Problem statement = Return every line of the records below unchanged, character for character, but leave out the picture lines.

Exercise data =
• • • • • • •
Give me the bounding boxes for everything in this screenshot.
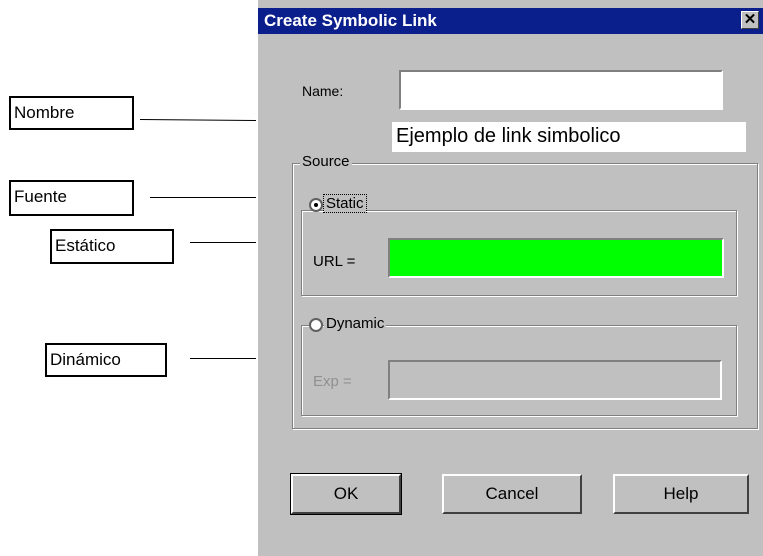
callout-fuente-label: Fuente <box>14 187 67 206</box>
create-symbolic-link-dialog: Create Symbolic Link ✕ Name: Ejemplo de … <box>256 0 763 556</box>
name-label: Name: <box>302 83 344 99</box>
title-bar[interactable]: Create Symbolic Link ✕ <box>258 8 763 34</box>
callout-dinamico: Dinámico <box>45 343 167 377</box>
annotation-link-example-text: Ejemplo de link simbolico <box>396 125 621 147</box>
static-radio[interactable] <box>309 198 323 212</box>
close-button[interactable]: ✕ <box>741 11 759 29</box>
annotation-link-example: Ejemplo de link simbolico <box>392 122 746 152</box>
callout-dinamico-label: Dinámico <box>50 350 121 369</box>
callout-estatico-label: Estático <box>55 236 116 255</box>
url-label: URL = <box>313 253 356 270</box>
url-input[interactable] <box>388 238 724 278</box>
exp-label: Exp = <box>313 373 352 390</box>
close-icon: ✕ <box>743 11 757 28</box>
ok-button[interactable]: OK <box>290 473 402 515</box>
exp-input <box>388 360 722 400</box>
cancel-button[interactable]: Cancel <box>442 474 582 514</box>
static-label[interactable]: Static <box>323 194 367 213</box>
callout-nombre-label: Nombre <box>14 103 75 122</box>
callout-estatico: Estático <box>50 229 174 264</box>
dialog-title: Create Symbolic Link <box>264 11 437 30</box>
callout-fuente: Fuente <box>9 180 134 216</box>
dynamic-label[interactable]: Dynamic <box>324 315 387 332</box>
help-button[interactable]: Help <box>613 474 749 514</box>
callout-nombre: Nombre <box>9 96 134 130</box>
name-input[interactable] <box>399 70 723 110</box>
dynamic-radio[interactable] <box>309 318 323 332</box>
source-label: Source <box>300 153 352 170</box>
radio-selected-dot <box>314 203 318 207</box>
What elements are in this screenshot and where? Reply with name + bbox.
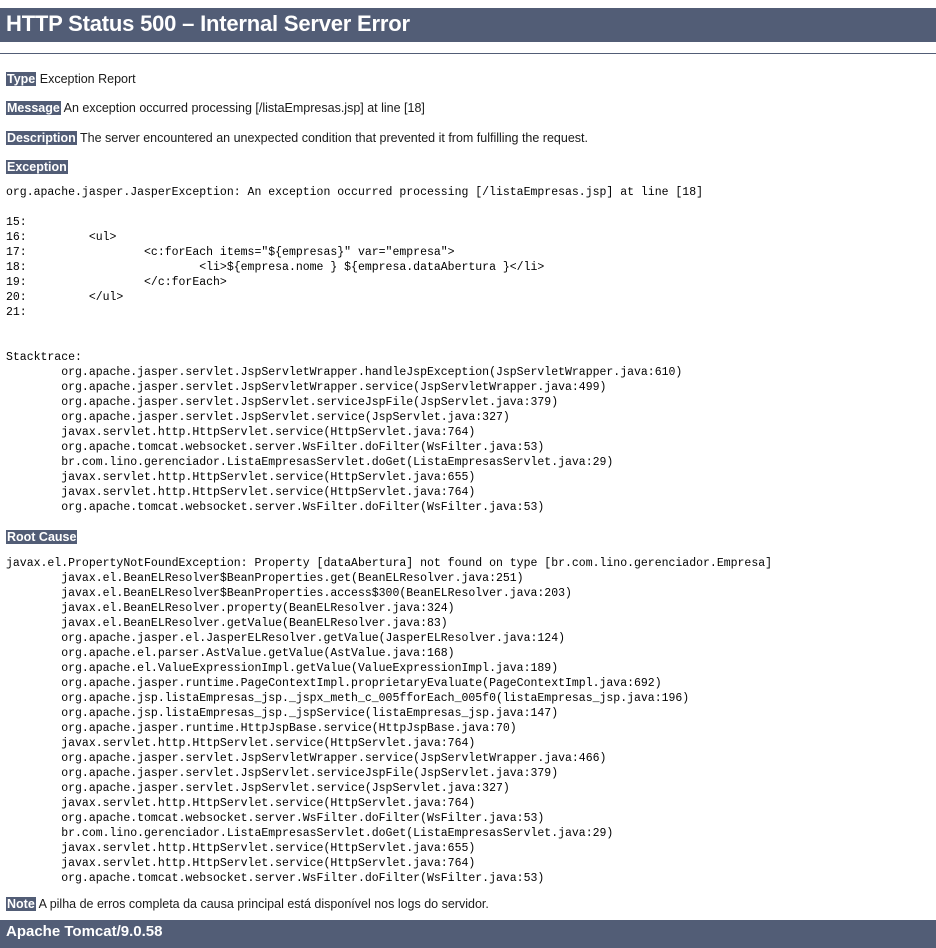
section-heading-exception: Exception <box>0 159 936 174</box>
detail-type-label: Type <box>6 71 37 86</box>
section-heading-root-cause-label: Root Cause <box>6 530 78 545</box>
detail-description-label: Description <box>6 130 77 145</box>
detail-message-value: An exception occurred processing [/lista… <box>63 101 425 116</box>
root-cause-stacktrace: javax.el.PropertyNotFoundException: Prop… <box>6 556 773 885</box>
section-heading-exception-label: Exception <box>6 159 68 174</box>
detail-description-value: The server encountered an unexpected con… <box>80 130 588 145</box>
page-title: HTTP Status 500 – Internal Server Error <box>0 8 936 42</box>
error-page: HTTP Status 500 – Internal Server Error … <box>0 8 936 948</box>
note-text: A pilha de erros completa da causa princ… <box>38 896 489 911</box>
detail-message-label: Message <box>6 101 61 116</box>
detail-message: Message An exception occurred processing… <box>0 101 936 116</box>
note-label: Note <box>6 896 36 911</box>
detail-type-value: Exception Report <box>39 71 136 86</box>
exception-stacktrace: org.apache.jasper.JasperException: An ex… <box>6 186 704 515</box>
section-heading-root-cause: Root Cause <box>0 530 936 545</box>
detail-type: Type Exception Report <box>0 71 936 86</box>
server-footer: Apache Tomcat/9.0.58 <box>0 920 936 948</box>
detail-description: Description The server encountered an un… <box>0 130 936 145</box>
note-line: Note A pilha de erros completa da causa … <box>0 896 936 911</box>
• • • • • • •
Exercise solution =
Give me the bounding boxes for everything in this screenshot.
callout-fuente-label: Fuente <box>14 187 67 206</box>
create-symbolic-link-dialog: Create Symbolic Link ✕ Name: Ejemplo de … <box>256 0 763 556</box>
name-label: Name: <box>302 83 344 99</box>
title-bar[interactable]: Create Symbolic Link ✕ <box>258 8 763 34</box>
callout-dinamico: Dinámico <box>45 343 167 377</box>
annotation-link-example-text: Ejemplo de link simbolico <box>396 125 621 147</box>
static-radio[interactable] <box>309 198 323 212</box>
close-button[interactable]: ✕ <box>741 11 759 29</box>
annotation-link-example: Ejemplo de link simbolico <box>392 122 746 152</box>
callout-dinamico-label: Dinámico <box>50 350 121 369</box>
callout-estatico-label: Estático <box>55 236 116 255</box>
url-label: URL = <box>313 253 356 270</box>
url-input[interactable] <box>388 238 724 278</box>
exp-label: Exp = <box>313 373 352 390</box>
close-icon: ✕ <box>743 11 757 28</box>
ok-button[interactable]: OK <box>290 473 402 515</box>
exp-input <box>388 360 722 400</box>
cancel-button[interactable]: Cancel <box>442 474 582 514</box>
static-label[interactable]: Static <box>323 194 367 213</box>
callout-nombre-label: Nombre <box>14 103 75 122</box>
callout-estatico: Estático <box>50 229 174 264</box>
dialog-title: Create Symbolic Link <box>264 11 437 30</box>
callout-fuente: Fuente <box>9 180 134 216</box>
dynamic-label[interactable]: Dynamic <box>324 315 387 332</box>
help-button[interactable]: Help <box>613 474 749 514</box>
callout-nombre: Nombre <box>9 96 134 130</box>
name-input[interactable] <box>399 70 723 110</box>
dynamic-radio[interactable] <box>309 318 323 332</box>
source-label: Source <box>300 153 352 170</box>
radio-selected-dot <box>314 203 318 207</box>
What elements are in this screenshot and where? Reply with name + bbox.
section-heading-exception: Exception <box>0 159 936 174</box>
detail-type-label: Type <box>6 71 37 86</box>
section-heading-root-cause-label: Root Cause <box>6 530 78 545</box>
detail-description-label: Description <box>6 130 77 145</box>
detail-message-value: An exception occurred processing [/lista… <box>63 101 425 116</box>
root-cause-stacktrace: javax.el.PropertyNotFoundException: Prop… <box>6 556 773 885</box>
section-heading-exception-label: Exception <box>6 159 68 174</box>
detail-description-value: The server encountered an unexpected con… <box>80 130 588 145</box>
page-title: HTTP Status 500 – Internal Server Error <box>0 8 936 42</box>
error-page: HTTP Status 500 – Internal Server Error … <box>0 8 936 948</box>
note-text: A pilha de erros completa da causa princ… <box>38 896 489 911</box>
detail-message-label: Message <box>6 101 61 116</box>
detail-message: Message An exception occurred processing… <box>0 101 936 116</box>
note-label: Note <box>6 896 36 911</box>
detail-type-value: Exception Report <box>39 71 136 86</box>
exception-stacktrace: org.apache.jasper.JasperException: An ex… <box>6 186 704 515</box>
section-heading-root-cause: Root Cause <box>0 530 936 545</box>
detail-type: Type Exception Report <box>0 71 936 86</box>
server-footer: Apache Tomcat/9.0.58 <box>0 920 936 948</box>
detail-description: Description The server encountered an un… <box>0 130 936 145</box>
note-line: Note A pilha de erros completa da causa … <box>0 896 936 911</box>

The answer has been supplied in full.